▶ _PROBLEM TO WORK ON_
Without the pictures, can you quote each line below exactly?

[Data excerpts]
━━━━━━━━━━━━━━━━━━━━━━━━━━━━━━

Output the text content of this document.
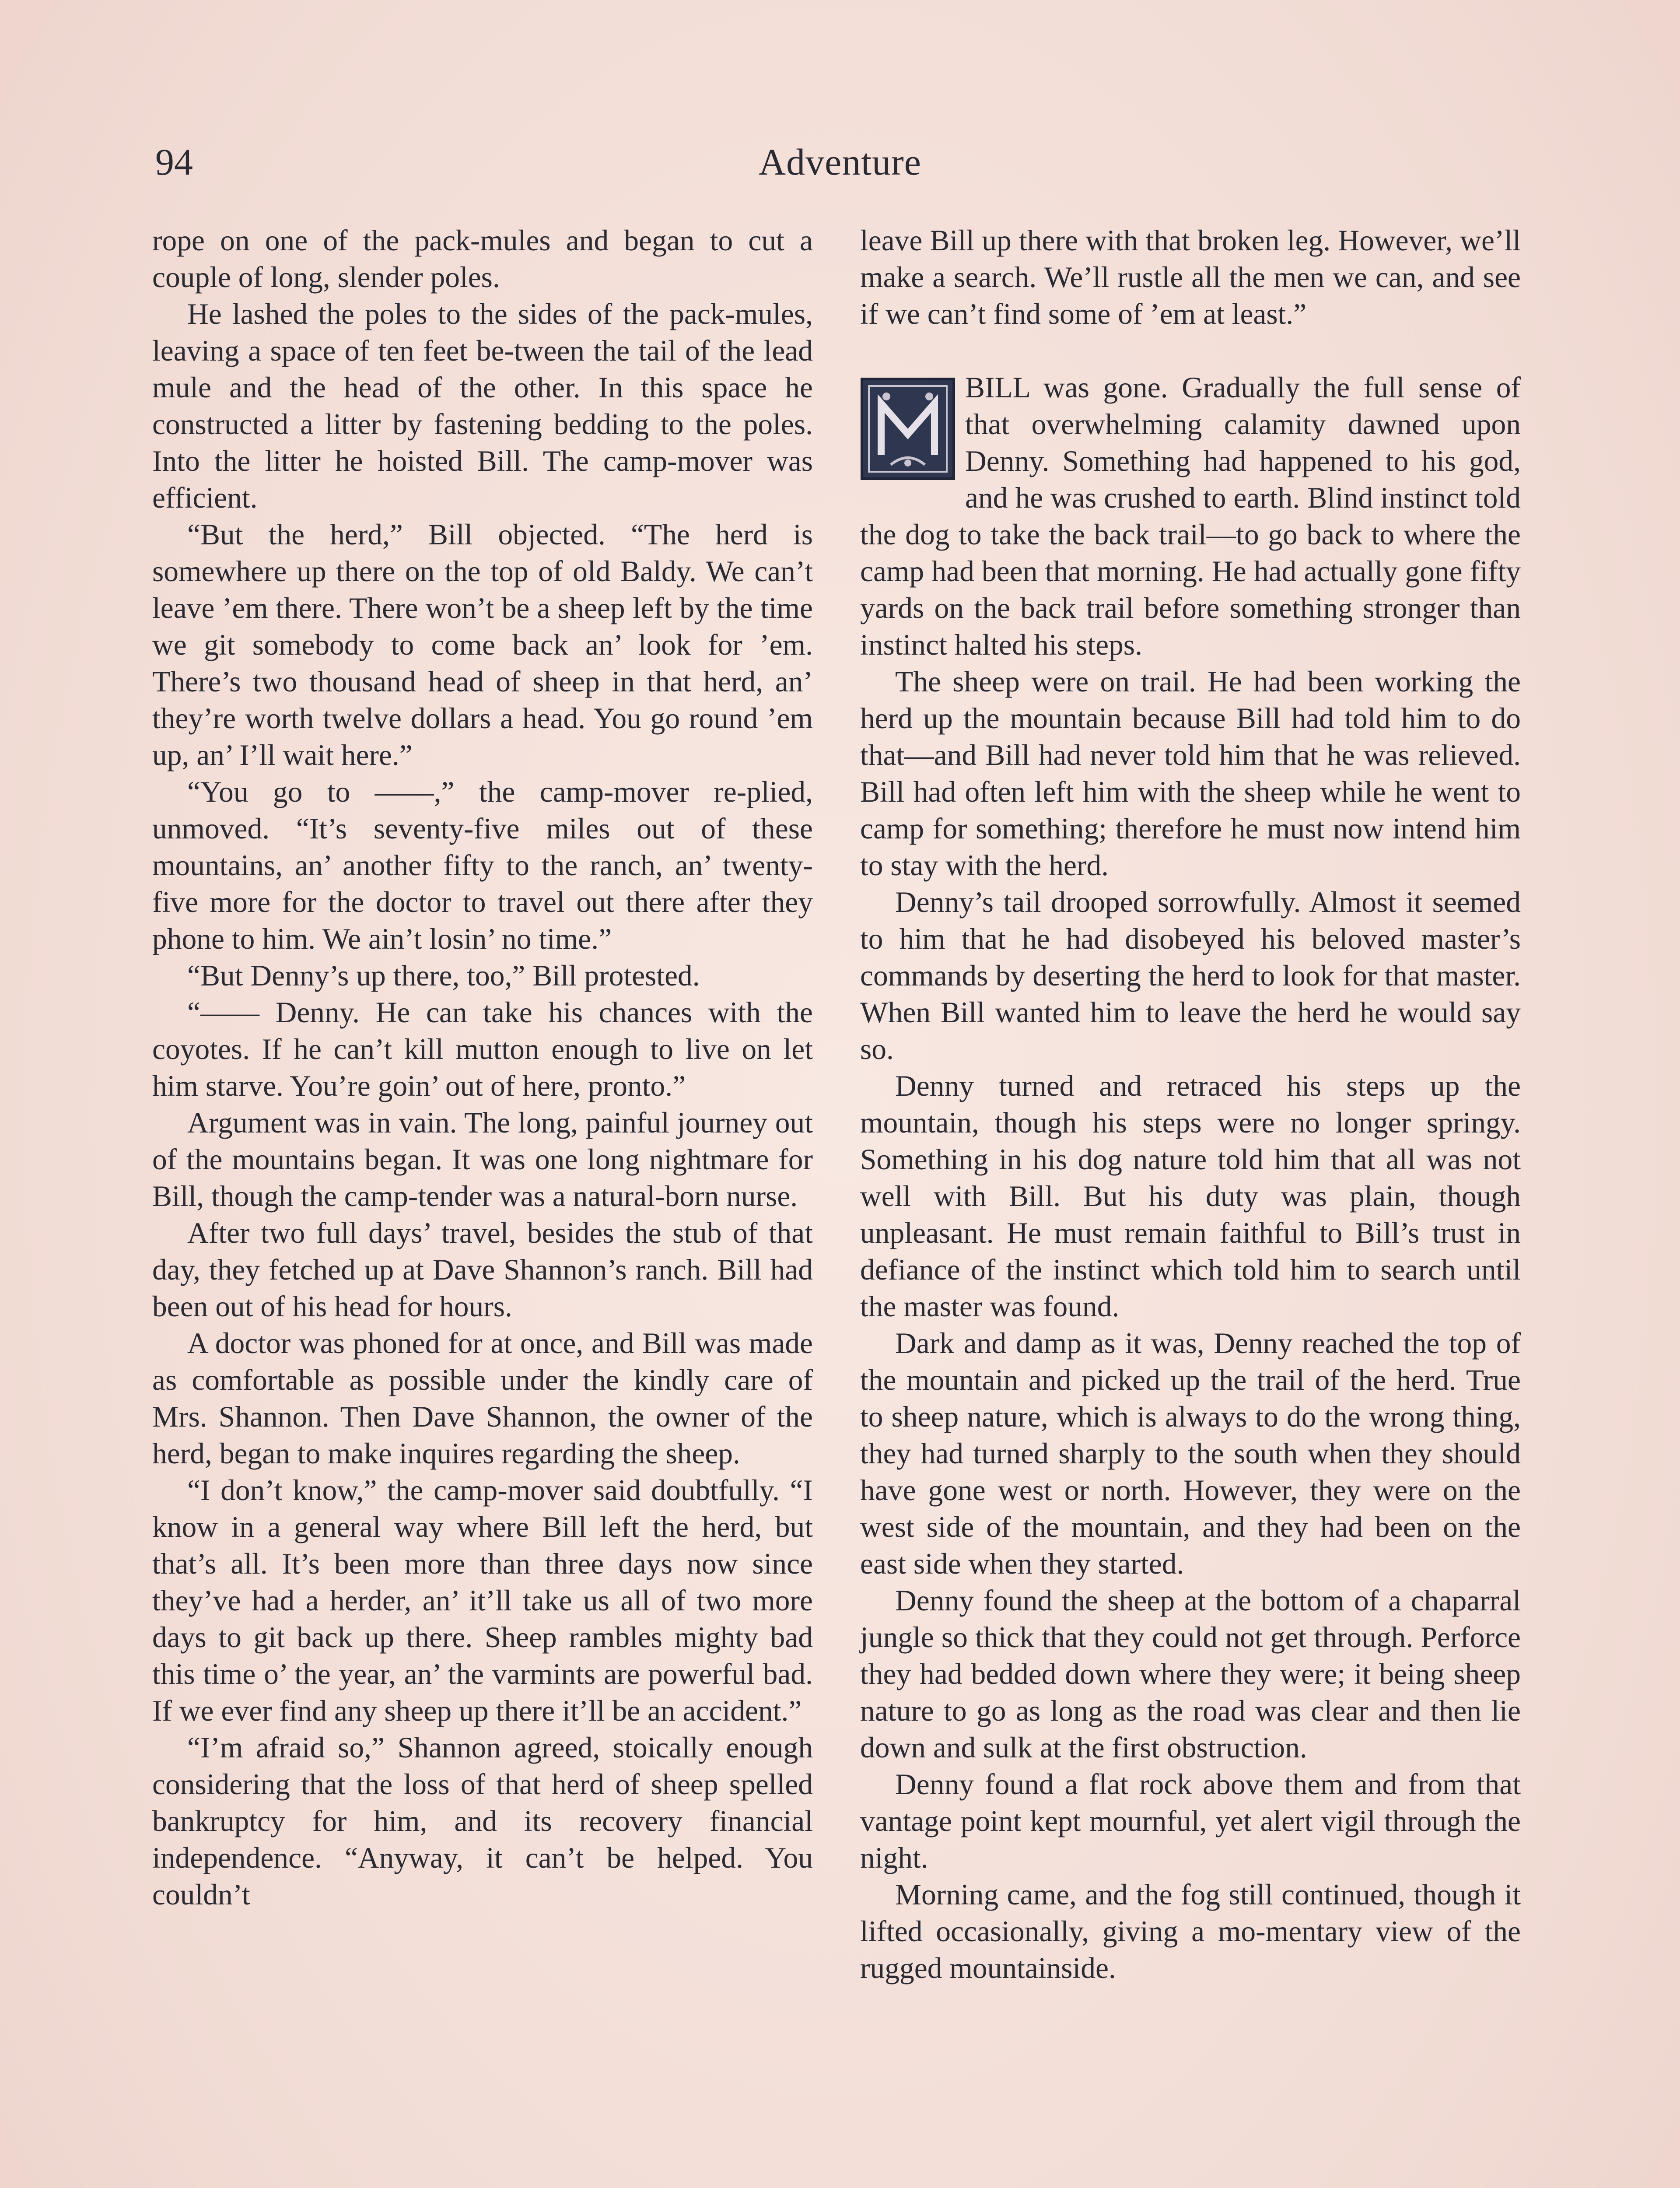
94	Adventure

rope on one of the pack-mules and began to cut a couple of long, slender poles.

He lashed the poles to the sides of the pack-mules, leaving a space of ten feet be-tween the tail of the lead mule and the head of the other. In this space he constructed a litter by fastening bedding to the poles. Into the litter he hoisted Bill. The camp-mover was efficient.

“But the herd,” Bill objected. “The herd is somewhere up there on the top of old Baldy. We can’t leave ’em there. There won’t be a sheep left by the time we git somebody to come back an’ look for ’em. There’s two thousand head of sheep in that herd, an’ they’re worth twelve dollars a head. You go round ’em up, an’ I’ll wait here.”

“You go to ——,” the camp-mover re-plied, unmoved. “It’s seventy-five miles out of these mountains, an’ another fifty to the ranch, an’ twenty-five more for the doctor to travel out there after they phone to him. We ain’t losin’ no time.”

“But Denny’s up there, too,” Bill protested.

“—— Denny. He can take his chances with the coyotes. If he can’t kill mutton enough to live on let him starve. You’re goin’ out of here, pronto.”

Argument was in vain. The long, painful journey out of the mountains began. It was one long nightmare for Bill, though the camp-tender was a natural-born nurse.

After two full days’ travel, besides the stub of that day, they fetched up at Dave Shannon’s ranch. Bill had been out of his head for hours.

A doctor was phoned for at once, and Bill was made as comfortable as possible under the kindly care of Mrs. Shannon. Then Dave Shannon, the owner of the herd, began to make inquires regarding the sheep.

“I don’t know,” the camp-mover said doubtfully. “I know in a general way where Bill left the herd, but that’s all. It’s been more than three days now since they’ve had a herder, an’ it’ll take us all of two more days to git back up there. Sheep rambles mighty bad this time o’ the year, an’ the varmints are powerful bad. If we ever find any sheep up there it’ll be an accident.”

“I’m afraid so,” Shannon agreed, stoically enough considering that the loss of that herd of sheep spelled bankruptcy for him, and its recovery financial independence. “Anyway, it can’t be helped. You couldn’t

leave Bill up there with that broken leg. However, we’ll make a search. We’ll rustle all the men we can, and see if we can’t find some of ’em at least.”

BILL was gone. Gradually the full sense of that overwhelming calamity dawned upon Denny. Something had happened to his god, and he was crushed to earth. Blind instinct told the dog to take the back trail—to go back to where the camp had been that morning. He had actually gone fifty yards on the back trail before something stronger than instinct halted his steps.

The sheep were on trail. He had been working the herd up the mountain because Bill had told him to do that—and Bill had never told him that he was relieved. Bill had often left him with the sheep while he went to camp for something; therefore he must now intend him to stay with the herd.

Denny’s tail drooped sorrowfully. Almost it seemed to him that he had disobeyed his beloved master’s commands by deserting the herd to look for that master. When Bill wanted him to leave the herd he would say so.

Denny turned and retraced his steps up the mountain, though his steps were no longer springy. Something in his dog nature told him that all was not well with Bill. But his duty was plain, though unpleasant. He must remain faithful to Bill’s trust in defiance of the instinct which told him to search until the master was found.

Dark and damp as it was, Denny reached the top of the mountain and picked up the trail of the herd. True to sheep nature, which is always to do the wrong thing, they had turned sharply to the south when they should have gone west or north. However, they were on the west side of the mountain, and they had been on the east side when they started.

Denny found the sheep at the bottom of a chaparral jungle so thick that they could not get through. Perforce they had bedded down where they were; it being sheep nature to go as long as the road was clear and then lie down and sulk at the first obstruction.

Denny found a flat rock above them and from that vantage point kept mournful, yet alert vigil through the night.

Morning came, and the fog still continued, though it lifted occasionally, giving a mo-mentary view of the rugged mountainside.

━━━━━━━━━━━━━━━━━━━━━━━━━━━━━━

▶ _THE REPLY_
Output the text content of this document.
94	Adventure

rope on one of the pack-mules and began to cut a couple of long, slender poles.

He lashed the poles to the sides of the pack-mules, leaving a space of ten feet be-tween the tail of the lead mule and the head of the other. In this space he constructed a litter by fastening bedding to the poles. Into the litter he hoisted Bill. The camp-mover was efficient.

“But the herd,” Bill objected. “The herd is somewhere up there on the top of old Baldy. We can’t leave ’em there. There won’t be a sheep left by the time we git somebody to come back an’ look for ’em. There’s two thousand head of sheep in that herd, an’ they’re worth twelve dollars a head. You go round ’em up, an’ I’ll wait here.”

“You go to ——,” the camp-mover re-plied, unmoved. “It’s seventy-five miles out of these mountains, an’ another fifty to the ranch, an’ twenty-five more for the doctor to travel out there after they phone to him. We ain’t losin’ no time.”

“But Denny’s up there, too,” Bill protested.

“—— Denny. He can take his chances with the coyotes. If he can’t kill mutton enough to live on let him starve. You’re goin’ out of here, pronto.”

Argument was in vain. The long, painful journey out of the mountains began. It was one long nightmare for Bill, though the camp-tender was a natural-born nurse.

After two full days’ travel, besides the stub of that day, they fetched up at Dave Shannon’s ranch. Bill had been out of his head for hours.

A doctor was phoned for at once, and Bill was made as comfortable as possible under the kindly care of Mrs. Shannon. Then Dave Shannon, the owner of the herd, began to make inquires regarding the sheep.

“I don’t know,” the camp-mover said doubtfully. “I know in a general way where Bill left the herd, but that’s all. It’s been more than three days now since they’ve had a herder, an’ it’ll take us all of two more days to git back up there. Sheep rambles mighty bad this time o’ the year, an’ the varmints are powerful bad. If we ever find any sheep up there it’ll be an accident.”

“I’m afraid so,” Shannon agreed, stoically enough considering that the loss of that herd of sheep spelled bankruptcy for him, and its recovery financial independence. “Anyway, it can’t be helped. You couldn’t

leave Bill up there with that broken leg. However, we’ll make a search. We’ll rustle all the men we can, and see if we can’t find some of ’em at least.”

BILL was gone. Gradually the full sense of that overwhelming calamity dawned upon Denny. Something had happened to his god, and he was crushed to earth. Blind instinct told the dog to take the back trail—to go back to where the camp had been that morning. He had actually gone fifty yards on the back trail before something stronger than instinct halted his steps.

The sheep were on trail. He had been working the herd up the mountain because Bill had told him to do that—and Bill had never told him that he was relieved. Bill had often left him with the sheep while he went to camp for something; therefore he must now intend him to stay with the herd.

Denny’s tail drooped sorrowfully. Almost it seemed to him that he had disobeyed his beloved master’s commands by deserting the herd to look for that master. When Bill wanted him to leave the herd he would say so.

Denny turned and retraced his steps up the mountain, though his steps were no longer springy. Something in his dog nature told him that all was not well with Bill. But his duty was plain, though unpleasant. He must remain faithful to Bill’s trust in defiance of the instinct which told him to search until the master was found.

Dark and damp as it was, Denny reached the top of the mountain and picked up the trail of the herd. True to sheep nature, which is always to do the wrong thing, they had turned sharply to the south when they should have gone west or north. However, they were on the west side of the mountain, and they had been on the east side when they started.

Denny found the sheep at the bottom of a chaparral jungle so thick that they could not get through. Perforce they had bedded down where they were; it being sheep nature to go as long as the road was clear and then lie down and sulk at the first obstruction.

Denny found a flat rock above them and from that vantage point kept mournful, yet alert vigil through the night.

Morning came, and the fog still continued, though it lifted occasionally, giving a mo-mentary view of the rugged mountainside.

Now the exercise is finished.